__SUPPLIED INFORMATION__:
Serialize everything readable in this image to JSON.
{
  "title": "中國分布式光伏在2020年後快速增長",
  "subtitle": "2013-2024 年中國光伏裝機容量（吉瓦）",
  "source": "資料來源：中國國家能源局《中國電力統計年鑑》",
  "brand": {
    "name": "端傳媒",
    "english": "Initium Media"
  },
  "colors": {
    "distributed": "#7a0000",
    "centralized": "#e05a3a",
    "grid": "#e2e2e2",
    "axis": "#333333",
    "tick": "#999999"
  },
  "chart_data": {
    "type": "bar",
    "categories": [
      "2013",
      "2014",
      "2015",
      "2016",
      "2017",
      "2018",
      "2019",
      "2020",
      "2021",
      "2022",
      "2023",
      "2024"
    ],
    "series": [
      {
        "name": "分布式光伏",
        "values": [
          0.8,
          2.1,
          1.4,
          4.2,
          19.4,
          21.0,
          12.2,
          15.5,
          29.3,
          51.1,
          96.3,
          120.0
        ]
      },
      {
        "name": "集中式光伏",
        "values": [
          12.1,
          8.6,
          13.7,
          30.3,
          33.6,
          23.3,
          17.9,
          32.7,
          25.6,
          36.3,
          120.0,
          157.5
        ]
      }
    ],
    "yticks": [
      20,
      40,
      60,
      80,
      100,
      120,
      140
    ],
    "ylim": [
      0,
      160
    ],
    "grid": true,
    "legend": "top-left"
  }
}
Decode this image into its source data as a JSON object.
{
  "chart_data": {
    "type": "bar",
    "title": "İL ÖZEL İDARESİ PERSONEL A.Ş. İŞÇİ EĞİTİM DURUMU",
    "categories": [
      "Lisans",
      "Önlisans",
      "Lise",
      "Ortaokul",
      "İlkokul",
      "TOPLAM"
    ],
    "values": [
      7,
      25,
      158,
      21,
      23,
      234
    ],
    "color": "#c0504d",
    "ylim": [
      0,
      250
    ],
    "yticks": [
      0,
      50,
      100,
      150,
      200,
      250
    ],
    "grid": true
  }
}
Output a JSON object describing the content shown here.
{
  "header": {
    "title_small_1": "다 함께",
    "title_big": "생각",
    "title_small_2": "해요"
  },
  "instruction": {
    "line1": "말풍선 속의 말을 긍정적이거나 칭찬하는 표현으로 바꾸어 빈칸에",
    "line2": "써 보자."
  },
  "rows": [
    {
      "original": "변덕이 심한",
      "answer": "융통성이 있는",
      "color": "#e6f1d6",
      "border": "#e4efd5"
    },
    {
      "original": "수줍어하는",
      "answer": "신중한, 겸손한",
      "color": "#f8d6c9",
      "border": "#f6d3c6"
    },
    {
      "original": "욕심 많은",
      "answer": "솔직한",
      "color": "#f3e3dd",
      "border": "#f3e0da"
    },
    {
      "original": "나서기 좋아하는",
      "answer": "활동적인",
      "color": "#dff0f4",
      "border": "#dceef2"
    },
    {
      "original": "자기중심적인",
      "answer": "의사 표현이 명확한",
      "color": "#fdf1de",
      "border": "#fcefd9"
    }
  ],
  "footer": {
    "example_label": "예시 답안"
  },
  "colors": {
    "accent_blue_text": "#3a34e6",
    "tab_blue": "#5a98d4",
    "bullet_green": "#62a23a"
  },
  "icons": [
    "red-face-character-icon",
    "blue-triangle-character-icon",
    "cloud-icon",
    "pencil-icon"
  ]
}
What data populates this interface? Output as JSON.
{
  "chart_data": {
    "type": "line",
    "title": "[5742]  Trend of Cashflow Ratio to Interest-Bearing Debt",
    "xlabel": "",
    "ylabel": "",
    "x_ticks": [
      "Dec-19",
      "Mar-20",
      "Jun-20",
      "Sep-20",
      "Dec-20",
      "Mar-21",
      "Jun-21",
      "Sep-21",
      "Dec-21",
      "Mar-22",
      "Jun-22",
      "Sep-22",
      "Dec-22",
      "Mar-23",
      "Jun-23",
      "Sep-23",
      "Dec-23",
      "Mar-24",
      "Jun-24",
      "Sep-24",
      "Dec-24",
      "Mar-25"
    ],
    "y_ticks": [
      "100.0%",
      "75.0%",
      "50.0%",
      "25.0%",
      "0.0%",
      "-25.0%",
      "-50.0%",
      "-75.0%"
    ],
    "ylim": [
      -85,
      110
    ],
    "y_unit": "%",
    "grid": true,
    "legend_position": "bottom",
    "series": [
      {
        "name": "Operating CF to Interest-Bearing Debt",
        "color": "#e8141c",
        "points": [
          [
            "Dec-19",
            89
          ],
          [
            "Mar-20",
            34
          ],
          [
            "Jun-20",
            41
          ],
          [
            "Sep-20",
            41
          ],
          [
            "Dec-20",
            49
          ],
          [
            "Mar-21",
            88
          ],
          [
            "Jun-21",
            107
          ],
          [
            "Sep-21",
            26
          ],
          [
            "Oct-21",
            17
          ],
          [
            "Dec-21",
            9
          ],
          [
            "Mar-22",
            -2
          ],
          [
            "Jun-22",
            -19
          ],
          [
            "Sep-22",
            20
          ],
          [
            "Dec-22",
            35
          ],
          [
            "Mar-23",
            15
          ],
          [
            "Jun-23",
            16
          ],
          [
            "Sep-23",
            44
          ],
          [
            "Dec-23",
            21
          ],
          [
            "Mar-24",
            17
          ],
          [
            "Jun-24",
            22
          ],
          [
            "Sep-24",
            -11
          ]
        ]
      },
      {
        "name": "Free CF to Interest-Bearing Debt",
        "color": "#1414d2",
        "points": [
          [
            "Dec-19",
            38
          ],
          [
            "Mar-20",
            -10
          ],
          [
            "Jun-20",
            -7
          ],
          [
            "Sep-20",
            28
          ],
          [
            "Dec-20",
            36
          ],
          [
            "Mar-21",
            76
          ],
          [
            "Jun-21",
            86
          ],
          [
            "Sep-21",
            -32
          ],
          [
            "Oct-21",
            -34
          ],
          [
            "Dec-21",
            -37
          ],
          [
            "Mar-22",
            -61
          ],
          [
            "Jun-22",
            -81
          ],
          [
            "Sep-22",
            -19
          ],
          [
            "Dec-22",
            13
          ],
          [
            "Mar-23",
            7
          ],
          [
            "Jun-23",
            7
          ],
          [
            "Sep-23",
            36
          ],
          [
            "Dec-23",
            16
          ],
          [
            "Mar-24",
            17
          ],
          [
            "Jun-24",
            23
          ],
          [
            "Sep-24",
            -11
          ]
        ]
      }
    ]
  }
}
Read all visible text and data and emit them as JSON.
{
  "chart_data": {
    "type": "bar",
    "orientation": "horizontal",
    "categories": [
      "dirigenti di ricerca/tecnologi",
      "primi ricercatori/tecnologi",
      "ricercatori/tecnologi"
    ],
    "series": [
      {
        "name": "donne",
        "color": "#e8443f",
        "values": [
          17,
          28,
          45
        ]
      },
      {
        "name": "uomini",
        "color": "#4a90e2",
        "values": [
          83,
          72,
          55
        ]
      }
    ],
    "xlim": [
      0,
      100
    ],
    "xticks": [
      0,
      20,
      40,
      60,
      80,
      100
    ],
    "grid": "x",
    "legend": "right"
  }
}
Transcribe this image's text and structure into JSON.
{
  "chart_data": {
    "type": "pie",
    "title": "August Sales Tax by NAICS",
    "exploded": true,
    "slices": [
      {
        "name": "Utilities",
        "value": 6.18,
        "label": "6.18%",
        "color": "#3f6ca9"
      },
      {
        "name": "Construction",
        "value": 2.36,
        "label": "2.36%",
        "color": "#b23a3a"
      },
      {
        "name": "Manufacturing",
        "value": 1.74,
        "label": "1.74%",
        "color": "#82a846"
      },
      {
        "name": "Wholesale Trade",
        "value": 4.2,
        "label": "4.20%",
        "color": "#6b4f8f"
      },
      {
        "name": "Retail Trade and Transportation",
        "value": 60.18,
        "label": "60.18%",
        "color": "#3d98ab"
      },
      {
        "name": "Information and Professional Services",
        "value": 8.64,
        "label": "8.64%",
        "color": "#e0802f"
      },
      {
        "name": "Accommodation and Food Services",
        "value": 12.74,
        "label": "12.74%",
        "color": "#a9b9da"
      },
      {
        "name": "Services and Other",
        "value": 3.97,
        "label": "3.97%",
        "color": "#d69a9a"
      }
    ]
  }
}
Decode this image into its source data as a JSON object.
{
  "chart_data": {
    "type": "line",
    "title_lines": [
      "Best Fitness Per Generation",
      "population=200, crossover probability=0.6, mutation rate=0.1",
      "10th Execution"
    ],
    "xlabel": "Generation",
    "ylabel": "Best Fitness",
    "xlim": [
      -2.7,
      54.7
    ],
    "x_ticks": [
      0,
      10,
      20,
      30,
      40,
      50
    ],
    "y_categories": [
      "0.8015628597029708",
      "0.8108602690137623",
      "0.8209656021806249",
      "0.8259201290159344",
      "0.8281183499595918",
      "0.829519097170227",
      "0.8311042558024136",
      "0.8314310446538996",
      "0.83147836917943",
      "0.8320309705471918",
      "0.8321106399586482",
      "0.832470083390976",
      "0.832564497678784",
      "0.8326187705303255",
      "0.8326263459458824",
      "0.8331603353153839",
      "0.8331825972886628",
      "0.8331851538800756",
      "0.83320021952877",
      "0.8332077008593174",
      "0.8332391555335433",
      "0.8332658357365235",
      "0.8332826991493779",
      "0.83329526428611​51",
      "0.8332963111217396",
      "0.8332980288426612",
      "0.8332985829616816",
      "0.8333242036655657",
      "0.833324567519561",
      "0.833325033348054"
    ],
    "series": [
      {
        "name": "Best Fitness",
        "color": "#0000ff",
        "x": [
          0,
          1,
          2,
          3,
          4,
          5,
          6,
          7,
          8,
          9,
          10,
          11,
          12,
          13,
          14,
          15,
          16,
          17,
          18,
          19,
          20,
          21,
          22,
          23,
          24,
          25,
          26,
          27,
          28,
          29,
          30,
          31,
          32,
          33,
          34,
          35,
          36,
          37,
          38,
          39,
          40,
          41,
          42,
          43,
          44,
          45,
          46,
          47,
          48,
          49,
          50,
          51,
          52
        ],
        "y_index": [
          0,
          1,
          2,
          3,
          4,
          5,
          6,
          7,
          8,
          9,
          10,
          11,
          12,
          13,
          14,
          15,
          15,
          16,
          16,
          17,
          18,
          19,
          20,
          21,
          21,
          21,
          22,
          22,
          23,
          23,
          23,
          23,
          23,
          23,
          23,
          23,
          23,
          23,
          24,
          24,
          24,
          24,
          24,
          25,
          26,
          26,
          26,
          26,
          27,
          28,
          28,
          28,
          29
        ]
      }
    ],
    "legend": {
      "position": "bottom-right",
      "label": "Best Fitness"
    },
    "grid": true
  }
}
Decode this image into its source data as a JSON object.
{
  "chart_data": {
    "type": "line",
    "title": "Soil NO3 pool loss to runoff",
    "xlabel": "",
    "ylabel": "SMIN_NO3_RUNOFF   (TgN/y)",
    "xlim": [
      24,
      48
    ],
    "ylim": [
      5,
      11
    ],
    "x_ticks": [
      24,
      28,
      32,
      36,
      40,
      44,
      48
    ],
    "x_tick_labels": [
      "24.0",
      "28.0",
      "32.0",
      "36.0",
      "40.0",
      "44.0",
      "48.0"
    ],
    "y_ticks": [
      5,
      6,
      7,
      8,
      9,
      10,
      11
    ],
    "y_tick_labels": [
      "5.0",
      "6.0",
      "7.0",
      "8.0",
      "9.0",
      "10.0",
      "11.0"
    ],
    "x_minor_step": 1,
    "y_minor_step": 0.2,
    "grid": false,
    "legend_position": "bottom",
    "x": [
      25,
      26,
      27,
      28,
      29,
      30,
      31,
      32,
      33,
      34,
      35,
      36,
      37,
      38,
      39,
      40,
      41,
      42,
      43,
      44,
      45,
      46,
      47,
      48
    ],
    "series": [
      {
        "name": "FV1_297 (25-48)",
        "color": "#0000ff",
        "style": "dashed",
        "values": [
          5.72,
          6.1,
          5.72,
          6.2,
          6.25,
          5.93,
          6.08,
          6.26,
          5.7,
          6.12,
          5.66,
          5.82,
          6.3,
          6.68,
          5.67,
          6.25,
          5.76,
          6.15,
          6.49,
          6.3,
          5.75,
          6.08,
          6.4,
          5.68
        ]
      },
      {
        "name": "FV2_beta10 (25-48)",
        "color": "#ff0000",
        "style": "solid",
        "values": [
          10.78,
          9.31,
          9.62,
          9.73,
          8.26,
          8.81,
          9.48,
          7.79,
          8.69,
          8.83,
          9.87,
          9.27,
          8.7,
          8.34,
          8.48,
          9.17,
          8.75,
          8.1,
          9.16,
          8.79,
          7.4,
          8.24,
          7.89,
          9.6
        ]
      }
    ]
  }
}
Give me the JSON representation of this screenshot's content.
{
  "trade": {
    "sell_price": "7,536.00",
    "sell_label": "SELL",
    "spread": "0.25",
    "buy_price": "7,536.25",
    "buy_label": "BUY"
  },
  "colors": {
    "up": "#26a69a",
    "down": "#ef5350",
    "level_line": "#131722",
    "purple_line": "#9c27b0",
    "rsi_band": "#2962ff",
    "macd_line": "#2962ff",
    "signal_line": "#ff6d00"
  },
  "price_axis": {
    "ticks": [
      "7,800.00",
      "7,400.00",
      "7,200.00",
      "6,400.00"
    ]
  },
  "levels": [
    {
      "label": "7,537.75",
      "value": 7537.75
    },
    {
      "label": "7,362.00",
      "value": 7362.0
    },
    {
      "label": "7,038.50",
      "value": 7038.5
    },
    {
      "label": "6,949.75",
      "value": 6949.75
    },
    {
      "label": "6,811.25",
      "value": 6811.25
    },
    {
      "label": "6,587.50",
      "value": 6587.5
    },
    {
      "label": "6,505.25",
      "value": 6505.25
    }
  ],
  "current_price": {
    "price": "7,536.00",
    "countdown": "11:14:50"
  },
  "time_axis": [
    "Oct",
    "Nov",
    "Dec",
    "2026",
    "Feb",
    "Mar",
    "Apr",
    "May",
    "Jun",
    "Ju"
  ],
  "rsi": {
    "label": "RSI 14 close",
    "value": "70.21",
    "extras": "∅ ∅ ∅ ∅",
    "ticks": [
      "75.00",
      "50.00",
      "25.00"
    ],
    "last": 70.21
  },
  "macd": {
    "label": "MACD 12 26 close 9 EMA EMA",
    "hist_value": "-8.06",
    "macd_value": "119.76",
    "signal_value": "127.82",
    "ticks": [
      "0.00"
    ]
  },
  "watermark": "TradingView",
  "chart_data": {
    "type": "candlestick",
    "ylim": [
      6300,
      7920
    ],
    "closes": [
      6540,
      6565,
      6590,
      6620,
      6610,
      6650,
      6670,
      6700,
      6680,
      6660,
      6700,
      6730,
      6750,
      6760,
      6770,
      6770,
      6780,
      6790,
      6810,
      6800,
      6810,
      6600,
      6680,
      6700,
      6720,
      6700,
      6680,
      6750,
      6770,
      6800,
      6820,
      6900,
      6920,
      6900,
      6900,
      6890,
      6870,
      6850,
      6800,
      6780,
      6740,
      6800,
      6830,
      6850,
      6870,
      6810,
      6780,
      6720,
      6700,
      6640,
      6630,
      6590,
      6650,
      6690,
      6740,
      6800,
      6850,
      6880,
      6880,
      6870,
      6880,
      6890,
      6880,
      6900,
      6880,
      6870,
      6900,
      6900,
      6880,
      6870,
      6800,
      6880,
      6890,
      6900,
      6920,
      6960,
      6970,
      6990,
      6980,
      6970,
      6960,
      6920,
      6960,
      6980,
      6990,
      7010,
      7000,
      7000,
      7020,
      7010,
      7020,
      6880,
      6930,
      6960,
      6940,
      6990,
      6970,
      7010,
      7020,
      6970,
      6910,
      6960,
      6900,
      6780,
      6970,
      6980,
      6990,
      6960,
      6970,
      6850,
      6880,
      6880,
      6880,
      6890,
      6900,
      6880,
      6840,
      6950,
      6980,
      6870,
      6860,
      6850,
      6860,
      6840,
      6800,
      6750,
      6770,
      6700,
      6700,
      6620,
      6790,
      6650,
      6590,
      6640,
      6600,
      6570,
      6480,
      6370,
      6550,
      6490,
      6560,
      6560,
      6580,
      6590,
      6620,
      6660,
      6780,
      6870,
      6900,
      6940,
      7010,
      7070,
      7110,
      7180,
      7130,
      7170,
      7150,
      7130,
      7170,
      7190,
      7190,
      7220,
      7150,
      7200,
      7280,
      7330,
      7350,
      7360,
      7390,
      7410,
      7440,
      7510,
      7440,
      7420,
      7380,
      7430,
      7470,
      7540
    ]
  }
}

__WHAT YOU WILL DO__:
Wherever the string "Bearing" appears in the entries above, list that line.

__RESPONSE TO THIS EXERCISE__:
    "title": "[5742]  Trend of Cashflow Ratio to Interest-Bearing Debt",
        "name": "Operating CF to Interest-Bearing Debt",
        "name": "Free CF to Interest-Bearing Debt",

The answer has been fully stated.